* _Written task_: Here are some entries; quote each one exactly.

(Some records)
◇ ◇ ◇ ◇

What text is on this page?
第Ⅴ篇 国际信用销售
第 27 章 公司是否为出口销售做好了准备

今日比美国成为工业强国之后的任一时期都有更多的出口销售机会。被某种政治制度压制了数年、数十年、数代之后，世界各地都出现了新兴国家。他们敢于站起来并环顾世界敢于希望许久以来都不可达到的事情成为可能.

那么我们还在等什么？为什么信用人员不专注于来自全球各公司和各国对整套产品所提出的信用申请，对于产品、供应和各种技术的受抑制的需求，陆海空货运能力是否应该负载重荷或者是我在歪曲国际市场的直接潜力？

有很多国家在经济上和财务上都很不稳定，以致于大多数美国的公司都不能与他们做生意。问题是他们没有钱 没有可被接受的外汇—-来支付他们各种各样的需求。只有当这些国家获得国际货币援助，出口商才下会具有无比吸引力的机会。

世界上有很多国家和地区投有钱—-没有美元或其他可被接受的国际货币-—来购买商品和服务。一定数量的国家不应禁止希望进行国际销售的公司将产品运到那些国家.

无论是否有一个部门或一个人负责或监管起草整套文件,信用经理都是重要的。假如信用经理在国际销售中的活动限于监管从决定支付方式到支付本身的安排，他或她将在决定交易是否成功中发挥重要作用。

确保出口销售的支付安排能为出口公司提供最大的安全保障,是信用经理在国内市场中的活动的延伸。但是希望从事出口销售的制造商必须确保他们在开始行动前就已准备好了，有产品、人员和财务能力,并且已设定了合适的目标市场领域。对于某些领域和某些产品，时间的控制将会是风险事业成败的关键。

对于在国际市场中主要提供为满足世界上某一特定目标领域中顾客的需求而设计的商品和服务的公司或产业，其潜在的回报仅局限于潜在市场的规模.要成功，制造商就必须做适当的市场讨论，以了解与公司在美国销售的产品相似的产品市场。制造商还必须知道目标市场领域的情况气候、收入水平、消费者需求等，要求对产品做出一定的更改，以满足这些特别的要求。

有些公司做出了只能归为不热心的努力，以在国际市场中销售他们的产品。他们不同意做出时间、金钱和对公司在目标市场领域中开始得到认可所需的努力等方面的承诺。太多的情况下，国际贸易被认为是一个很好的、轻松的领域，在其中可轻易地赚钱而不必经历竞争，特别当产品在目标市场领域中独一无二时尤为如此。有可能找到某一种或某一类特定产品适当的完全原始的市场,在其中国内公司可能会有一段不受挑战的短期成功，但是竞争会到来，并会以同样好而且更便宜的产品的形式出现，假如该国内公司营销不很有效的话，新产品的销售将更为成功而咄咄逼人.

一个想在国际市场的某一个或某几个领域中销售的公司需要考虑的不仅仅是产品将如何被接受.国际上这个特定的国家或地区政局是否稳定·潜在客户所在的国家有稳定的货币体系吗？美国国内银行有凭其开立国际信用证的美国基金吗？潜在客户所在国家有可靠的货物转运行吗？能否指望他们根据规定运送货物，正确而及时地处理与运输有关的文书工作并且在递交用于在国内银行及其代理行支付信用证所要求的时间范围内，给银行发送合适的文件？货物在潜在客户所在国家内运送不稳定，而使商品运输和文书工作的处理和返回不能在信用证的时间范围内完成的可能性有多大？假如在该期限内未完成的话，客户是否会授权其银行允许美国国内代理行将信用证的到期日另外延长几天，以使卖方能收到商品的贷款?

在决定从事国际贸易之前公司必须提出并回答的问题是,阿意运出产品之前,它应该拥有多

◇ ◇ ◇ ◇

* _Reply_:
What text is on this page?
第Ⅴ篇 国际信用销售
第 27 章 公司是否为出口销售做好了准备

今日比美国成为工业强国之后的任一时期都有更多的出口销售机会。被某种政治制度压制了数年、数十年、数代之后，世界各地都出现了新兴国家。他们敢于站起来并环顾世界敢于希望许久以来都不可达到的事情成为可能.

那么我们还在等什么？为什么信用人员不专注于来自全球各公司和各国对整套产品所提出的信用申请，对于产品、供应和各种技术的受抑制的需求，陆海空货运能力是否应该负载重荷或者是我在歪曲国际市场的直接潜力？

有很多国家在经济上和财务上都很不稳定，以致于大多数美国的公司都不能与他们做生意。问题是他们没有钱 没有可被接受的外汇—-来支付他们各种各样的需求。只有当这些国家获得国际货币援助，出口商才下会具有无比吸引力的机会。

世界上有很多国家和地区投有钱—-没有美元或其他可被接受的国际货币-—来购买商品和服务。一定数量的国家不应禁止希望进行国际销售的公司将产品运到那些国家.

无论是否有一个部门或一个人负责或监管起草整套文件,信用经理都是重要的。假如信用经理在国际销售中的活动限于监管从决定支付方式到支付本身的安排，他或她将在决定交易是否成功中发挥重要作用。

确保出口销售的支付安排能为出口公司提供最大的安全保障,是信用经理在国内市场中的活动的延伸。但是希望从事出口销售的制造商必须确保他们在开始行动前就已准备好了，有产品、人员和财务能力,并且已设定了合适的目标市场领域。对于某些领域和某些产品，时间的控制将会是风险事业成败的关键。

对于在国际市场中主要提供为满足世界上某一特定目标领域中顾客的需求而设计的商品和服务的公司或产业，其潜在的回报仅局限于潜在市场的规模.要成功，制造商就必须做适当的市场讨论，以了解与公司在美国销售的产品相似的产品市场。制造商还必须知道目标市场领域的情况气候、收入水平、消费者需求等，要求对产品做出一定的更改，以满足这些特别的要求。

有些公司做出了只能归为不热心的努力，以在国际市场中销售他们的产品。他们不同意做出时间、金钱和对公司在目标市场领域中开始得到认可所需的努力等方面的承诺。太多的情况下，国际贸易被认为是一个很好的、轻松的领域，在其中可轻易地赚钱而不必经历竞争，特别当产品在目标市场领域中独一无二时尤为如此。有可能找到某一种或某一类特定产品适当的完全原始的市场,在其中国内公司可能会有一段不受挑战的短期成功，但是竞争会到来，并会以同样好而且更便宜的产品的形式出现，假如该国内公司营销不很有效的话，新产品的销售将更为成功而咄咄逼人.

一个想在国际市场的某一个或某几个领域中销售的公司需要考虑的不仅仅是产品将如何被接受.国际上这个特定的国家或地区政局是否稳定·潜在客户所在的国家有稳定的货币体系吗？美国国内银行有凭其开立国际信用证的美国基金吗？潜在客户所在国家有可靠的货物转运行吗？能否指望他们根据规定运送货物，正确而及时地处理与运输有关的文书工作并且在递交用于在国内银行及其代理行支付信用证所要求的时间范围内，给银行发送合适的文件？货物在潜在客户所在国家内运送不稳定，而使商品运输和文书工作的处理和返回不能在信用证的时间范围内完成的可能性有多大？假如在该期限内未完成的话，客户是否会授权其银行允许美国国内代理行将信用证的到期日另外延长几天，以使卖方能收到商品的贷款?

在决定从事国际贸易之前公司必须提出并回答的问题是,阿意运出产品之前,它应该拥有多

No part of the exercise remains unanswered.